**Requirements**.
Copy out each line below that has the word "part" in it.

**Extracted data**.
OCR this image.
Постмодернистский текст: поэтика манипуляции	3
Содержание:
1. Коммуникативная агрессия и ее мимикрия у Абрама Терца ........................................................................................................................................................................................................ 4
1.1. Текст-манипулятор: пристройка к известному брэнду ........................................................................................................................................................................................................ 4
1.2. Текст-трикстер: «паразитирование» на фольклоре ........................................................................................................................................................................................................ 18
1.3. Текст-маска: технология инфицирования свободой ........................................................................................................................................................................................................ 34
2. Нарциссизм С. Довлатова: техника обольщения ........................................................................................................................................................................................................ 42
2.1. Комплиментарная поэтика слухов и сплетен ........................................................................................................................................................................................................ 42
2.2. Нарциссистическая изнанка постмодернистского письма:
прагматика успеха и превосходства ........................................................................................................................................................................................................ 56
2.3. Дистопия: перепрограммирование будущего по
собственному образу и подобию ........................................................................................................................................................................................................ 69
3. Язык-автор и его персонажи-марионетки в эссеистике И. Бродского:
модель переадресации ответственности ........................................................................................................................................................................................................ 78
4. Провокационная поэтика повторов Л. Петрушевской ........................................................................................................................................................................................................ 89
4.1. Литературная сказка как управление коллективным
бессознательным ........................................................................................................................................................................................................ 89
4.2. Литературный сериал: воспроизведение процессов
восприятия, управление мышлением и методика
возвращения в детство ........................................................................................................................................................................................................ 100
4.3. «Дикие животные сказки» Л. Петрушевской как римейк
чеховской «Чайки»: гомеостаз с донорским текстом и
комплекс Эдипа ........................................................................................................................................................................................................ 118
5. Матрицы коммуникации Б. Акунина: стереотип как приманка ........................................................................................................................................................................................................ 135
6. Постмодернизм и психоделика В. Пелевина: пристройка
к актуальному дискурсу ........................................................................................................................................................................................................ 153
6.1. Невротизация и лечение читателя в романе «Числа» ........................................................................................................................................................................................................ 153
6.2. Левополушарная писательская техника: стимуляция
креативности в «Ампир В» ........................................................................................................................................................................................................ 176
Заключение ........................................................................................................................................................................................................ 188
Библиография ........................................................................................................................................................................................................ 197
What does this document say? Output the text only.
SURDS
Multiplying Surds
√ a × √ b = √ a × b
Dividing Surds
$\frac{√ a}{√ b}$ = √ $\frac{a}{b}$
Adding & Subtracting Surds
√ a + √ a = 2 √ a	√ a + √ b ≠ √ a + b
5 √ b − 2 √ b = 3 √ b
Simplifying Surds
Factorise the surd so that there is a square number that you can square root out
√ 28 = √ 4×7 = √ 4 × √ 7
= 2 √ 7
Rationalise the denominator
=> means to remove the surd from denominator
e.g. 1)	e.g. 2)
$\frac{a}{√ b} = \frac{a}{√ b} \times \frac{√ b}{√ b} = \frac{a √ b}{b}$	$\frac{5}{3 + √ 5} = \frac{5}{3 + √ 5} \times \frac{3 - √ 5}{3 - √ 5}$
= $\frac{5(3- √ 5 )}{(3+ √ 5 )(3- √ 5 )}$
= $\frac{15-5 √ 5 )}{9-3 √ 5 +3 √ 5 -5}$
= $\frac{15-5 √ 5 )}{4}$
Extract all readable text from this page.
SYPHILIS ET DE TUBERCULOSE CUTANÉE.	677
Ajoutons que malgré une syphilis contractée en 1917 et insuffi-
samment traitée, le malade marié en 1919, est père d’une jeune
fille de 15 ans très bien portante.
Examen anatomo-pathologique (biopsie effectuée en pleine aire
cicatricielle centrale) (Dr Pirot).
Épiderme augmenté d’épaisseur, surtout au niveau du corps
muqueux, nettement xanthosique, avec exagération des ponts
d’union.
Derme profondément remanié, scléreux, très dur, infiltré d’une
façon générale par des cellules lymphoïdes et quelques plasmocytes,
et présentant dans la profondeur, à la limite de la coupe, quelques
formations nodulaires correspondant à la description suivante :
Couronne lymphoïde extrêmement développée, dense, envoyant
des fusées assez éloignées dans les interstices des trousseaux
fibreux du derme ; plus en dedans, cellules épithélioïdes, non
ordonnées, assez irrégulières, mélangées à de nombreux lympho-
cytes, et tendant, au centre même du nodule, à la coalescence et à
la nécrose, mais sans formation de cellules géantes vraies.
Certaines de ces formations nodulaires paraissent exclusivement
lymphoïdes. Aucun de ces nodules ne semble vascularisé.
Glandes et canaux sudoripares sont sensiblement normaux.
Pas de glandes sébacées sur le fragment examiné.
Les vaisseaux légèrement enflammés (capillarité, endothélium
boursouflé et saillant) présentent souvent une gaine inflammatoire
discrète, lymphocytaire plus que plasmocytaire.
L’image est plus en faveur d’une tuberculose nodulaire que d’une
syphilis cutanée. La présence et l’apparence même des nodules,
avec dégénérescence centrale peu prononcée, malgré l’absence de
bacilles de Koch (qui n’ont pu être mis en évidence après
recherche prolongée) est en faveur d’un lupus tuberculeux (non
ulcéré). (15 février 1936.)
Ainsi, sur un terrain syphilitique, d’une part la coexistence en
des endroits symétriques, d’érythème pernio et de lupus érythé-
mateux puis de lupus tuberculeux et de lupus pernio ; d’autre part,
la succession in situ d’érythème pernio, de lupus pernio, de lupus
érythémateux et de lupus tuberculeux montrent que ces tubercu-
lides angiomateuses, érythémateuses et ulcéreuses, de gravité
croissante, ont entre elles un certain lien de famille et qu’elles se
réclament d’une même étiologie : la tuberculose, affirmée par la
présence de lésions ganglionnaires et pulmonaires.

**Solution to this exercise**.
Ainsi, sur un terrain syphilitique, d’une part la coexistence en
mateux puis de lupus tuberculeux et de lupus pernio ; d’autre part,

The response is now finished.